◆ PROMPT
Repeat every line exactly, keeping the pictures out of the copy.

[Excerpt from a dataset]
++++++

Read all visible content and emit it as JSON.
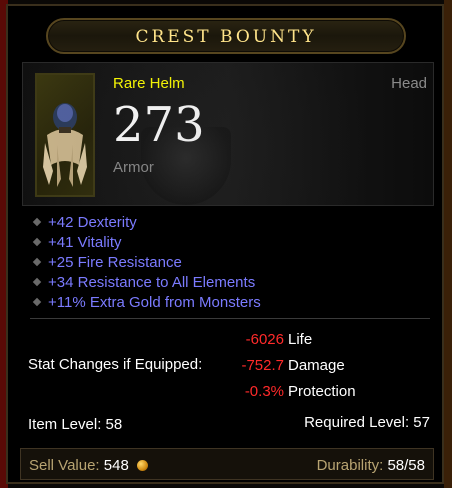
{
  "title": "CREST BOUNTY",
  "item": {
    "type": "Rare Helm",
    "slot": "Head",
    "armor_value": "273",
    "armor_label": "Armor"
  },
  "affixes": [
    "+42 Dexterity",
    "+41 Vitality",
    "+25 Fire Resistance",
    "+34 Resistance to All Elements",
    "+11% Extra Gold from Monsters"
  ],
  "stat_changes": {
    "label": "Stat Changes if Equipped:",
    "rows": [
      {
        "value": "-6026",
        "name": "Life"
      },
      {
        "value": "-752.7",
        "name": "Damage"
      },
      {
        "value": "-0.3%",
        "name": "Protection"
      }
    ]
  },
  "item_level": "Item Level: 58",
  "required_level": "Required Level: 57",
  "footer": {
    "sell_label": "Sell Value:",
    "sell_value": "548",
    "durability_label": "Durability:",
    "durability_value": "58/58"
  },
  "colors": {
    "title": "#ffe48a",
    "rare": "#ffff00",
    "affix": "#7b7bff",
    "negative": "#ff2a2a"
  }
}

++++++

◆ ANSWER BELOW
Read all visible content and emit it as JSON.
{
  "title": "CREST BOUNTY",
  "item": {
    "type": "Rare Helm",
    "slot": "Head",
    "armor_value": "273",
    "armor_label": "Armor"
  },
  "affixes": [
    "+42 Dexterity",
    "+41 Vitality",
    "+25 Fire Resistance",
    "+34 Resistance to All Elements",
    "+11% Extra Gold from Monsters"
  ],
  "stat_changes": {
    "label": "Stat Changes if Equipped:",
    "rows": [
      {
        "value": "-6026",
        "name": "Life"
      },
      {
        "value": "-752.7",
        "name": "Damage"
      },
      {
        "value": "-0.3%",
        "name": "Protection"
      }
    ]
  },
  "item_level": "Item Level: 58",
  "required_level": "Required Level: 57",
  "footer": {
    "sell_label": "Sell Value:",
    "sell_value": "548",
    "durability_label": "Durability:",
    "durability_value": "58/58"
  },
  "colors": {
    "title": "#ffe48a",
    "rare": "#ffff00",
    "affix": "#7b7bff",
    "negative": "#ff2a2a"
  }
}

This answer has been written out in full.